» **PROBLEM DETAILS**:
Every entry that follows needs to be repeated exactly.

» **SOURCE DATA**:
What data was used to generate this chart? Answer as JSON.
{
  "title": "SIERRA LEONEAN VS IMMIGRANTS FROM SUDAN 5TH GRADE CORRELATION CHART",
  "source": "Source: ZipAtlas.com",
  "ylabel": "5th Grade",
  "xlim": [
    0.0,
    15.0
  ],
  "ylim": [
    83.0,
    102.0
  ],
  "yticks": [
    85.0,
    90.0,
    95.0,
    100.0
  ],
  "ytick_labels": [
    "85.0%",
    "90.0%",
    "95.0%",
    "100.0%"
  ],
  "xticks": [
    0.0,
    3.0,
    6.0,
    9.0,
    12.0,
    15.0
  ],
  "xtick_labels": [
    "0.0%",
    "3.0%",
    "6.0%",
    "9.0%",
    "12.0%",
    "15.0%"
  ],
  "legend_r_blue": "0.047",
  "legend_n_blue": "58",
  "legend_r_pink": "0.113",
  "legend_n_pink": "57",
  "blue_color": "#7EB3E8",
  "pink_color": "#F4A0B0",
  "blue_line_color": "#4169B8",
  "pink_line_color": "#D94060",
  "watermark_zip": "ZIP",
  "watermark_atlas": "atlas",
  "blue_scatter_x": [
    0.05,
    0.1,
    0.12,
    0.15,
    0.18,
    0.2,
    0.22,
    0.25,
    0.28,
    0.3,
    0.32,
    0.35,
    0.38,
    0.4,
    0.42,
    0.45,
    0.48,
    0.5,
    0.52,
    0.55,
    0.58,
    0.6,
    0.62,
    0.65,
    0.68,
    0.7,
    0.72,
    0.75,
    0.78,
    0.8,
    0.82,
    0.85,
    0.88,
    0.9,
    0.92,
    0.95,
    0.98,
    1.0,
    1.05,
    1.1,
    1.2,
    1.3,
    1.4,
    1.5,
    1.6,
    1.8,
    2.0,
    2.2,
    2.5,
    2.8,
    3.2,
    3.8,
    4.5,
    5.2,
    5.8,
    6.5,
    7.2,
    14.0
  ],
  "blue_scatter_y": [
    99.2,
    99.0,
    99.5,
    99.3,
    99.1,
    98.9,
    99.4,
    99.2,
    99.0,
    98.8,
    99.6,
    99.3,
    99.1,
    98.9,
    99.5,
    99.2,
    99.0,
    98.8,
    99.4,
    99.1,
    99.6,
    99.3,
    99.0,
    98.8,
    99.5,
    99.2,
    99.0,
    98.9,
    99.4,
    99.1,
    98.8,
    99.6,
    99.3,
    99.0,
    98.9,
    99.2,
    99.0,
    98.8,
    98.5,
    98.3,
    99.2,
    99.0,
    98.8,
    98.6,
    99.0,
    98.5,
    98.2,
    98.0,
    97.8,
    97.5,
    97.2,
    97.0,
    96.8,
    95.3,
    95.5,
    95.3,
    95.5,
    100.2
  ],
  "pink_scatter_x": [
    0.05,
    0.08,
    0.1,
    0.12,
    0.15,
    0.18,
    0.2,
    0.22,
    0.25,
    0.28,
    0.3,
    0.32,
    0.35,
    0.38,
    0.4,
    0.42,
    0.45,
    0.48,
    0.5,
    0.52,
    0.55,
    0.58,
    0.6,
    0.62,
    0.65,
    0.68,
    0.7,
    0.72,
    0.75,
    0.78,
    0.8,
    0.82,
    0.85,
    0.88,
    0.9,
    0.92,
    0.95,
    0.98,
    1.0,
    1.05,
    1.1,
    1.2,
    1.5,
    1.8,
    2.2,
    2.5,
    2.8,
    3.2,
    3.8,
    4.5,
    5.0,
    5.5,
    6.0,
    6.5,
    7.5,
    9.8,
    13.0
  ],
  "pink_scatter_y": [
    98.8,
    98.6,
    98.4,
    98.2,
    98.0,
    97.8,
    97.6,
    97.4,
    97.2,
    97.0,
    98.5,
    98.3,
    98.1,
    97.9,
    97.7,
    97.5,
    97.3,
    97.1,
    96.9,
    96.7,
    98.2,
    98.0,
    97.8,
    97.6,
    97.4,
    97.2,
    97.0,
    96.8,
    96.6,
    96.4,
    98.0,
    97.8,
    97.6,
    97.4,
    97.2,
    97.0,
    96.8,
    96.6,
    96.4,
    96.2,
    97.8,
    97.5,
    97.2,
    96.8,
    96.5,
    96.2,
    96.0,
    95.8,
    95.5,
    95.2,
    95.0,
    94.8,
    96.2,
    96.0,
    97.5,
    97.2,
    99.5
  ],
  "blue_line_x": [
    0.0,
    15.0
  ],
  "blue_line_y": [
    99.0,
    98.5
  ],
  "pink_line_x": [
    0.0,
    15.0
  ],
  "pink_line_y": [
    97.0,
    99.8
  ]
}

» **WRITTEN RESPONSE**:
What data was used to generate this chart? Answer as JSON.
{
  "title": "SIERRA LEONEAN VS IMMIGRANTS FROM SUDAN 5TH GRADE CORRELATION CHART",
  "source": "Source: ZipAtlas.com",
  "ylabel": "5th Grade",
  "xlim": [
    0.0,
    15.0
  ],
  "ylim": [
    83.0,
    102.0
  ],
  "yticks": [
    85.0,
    90.0,
    95.0,
    100.0
  ],
  "ytick_labels": [
    "85.0%",
    "90.0%",
    "95.0%",
    "100.0%"
  ],
  "xticks": [
    0.0,
    3.0,
    6.0,
    9.0,
    12.0,
    15.0
  ],
  "xtick_labels": [
    "0.0%",
    "3.0%",
    "6.0%",
    "9.0%",
    "12.0%",
    "15.0%"
  ],
  "legend_r_blue": "0.047",
  "legend_n_blue": "58",
  "legend_r_pink": "0.113",
  "legend_n_pink": "57",
  "blue_color": "#7EB3E8",
  "pink_color": "#F4A0B0",
  "blue_line_color": "#4169B8",
  "pink_line_color": "#D94060",
  "watermark_zip": "ZIP",
  "watermark_atlas": "atlas",
  "blue_scatter_x": [
    0.05,
    0.1,
    0.12,
    0.15,
    0.18,
    0.2,
    0.22,
    0.25,
    0.28,
    0.3,
    0.32,
    0.35,
    0.38,
    0.4,
    0.42,
    0.45,
    0.48,
    0.5,
    0.52,
    0.55,
    0.58,
    0.6,
    0.62,
    0.65,
    0.68,
    0.7,
    0.72,
    0.75,
    0.78,
    0.8,
    0.82,
    0.85,
    0.88,
    0.9,
    0.92,
    0.95,
    0.98,
    1.0,
    1.05,
    1.1,
    1.2,
    1.3,
    1.4,
    1.5,
    1.6,
    1.8,
    2.0,
    2.2,
    2.5,
    2.8,
    3.2,
    3.8,
    4.5,
    5.2,
    5.8,
    6.5,
    7.2,
    14.0
  ],
  "blue_scatter_y": [
    99.2,
    99.0,
    99.5,
    99.3,
    99.1,
    98.9,
    99.4,
    99.2,
    99.0,
    98.8,
    99.6,
    99.3,
    99.1,
    98.9,
    99.5,
    99.2,
    99.0,
    98.8,
    99.4,
    99.1,
    99.6,
    99.3,
    99.0,
    98.8,
    99.5,
    99.2,
    99.0,
    98.9,
    99.4,
    99.1,
    98.8,
    99.6,
    99.3,
    99.0,
    98.9,
    99.2,
    99.0,
    98.8,
    98.5,
    98.3,
    99.2,
    99.0,
    98.8,
    98.6,
    99.0,
    98.5,
    98.2,
    98.0,
    97.8,
    97.5,
    97.2,
    97.0,
    96.8,
    95.3,
    95.5,
    95.3,
    95.5,
    100.2
  ],
  "pink_scatter_x": [
    0.05,
    0.08,
    0.1,
    0.12,
    0.15,
    0.18,
    0.2,
    0.22,
    0.25,
    0.28,
    0.3,
    0.32,
    0.35,
    0.38,
    0.4,
    0.42,
    0.45,
    0.48,
    0.5,
    0.52,
    0.55,
    0.58,
    0.6,
    0.62,
    0.65,
    0.68,
    0.7,
    0.72,
    0.75,
    0.78,
    0.8,
    0.82,
    0.85,
    0.88,
    0.9,
    0.92,
    0.95,
    0.98,
    1.0,
    1.05,
    1.1,
    1.2,
    1.5,
    1.8,
    2.2,
    2.5,
    2.8,
    3.2,
    3.8,
    4.5,
    5.0,
    5.5,
    6.0,
    6.5,
    7.5,
    9.8,
    13.0
  ],
  "pink_scatter_y": [
    98.8,
    98.6,
    98.4,
    98.2,
    98.0,
    97.8,
    97.6,
    97.4,
    97.2,
    97.0,
    98.5,
    98.3,
    98.1,
    97.9,
    97.7,
    97.5,
    97.3,
    97.1,
    96.9,
    96.7,
    98.2,
    98.0,
    97.8,
    97.6,
    97.4,
    97.2,
    97.0,
    96.8,
    96.6,
    96.4,
    98.0,
    97.8,
    97.6,
    97.4,
    97.2,
    97.0,
    96.8,
    96.6,
    96.4,
    96.2,
    97.8,
    97.5,
    97.2,
    96.8,
    96.5,
    96.2,
    96.0,
    95.8,
    95.5,
    95.2,
    95.0,
    94.8,
    96.2,
    96.0,
    97.5,
    97.2,
    99.5
  ],
  "blue_line_x": [
    0.0,
    15.0
  ],
  "blue_line_y": [
    99.0,
    98.5
  ],
  "pink_line_x": [
    0.0,
    15.0
  ],
  "pink_line_y": [
    97.0,
    99.8
  ]
}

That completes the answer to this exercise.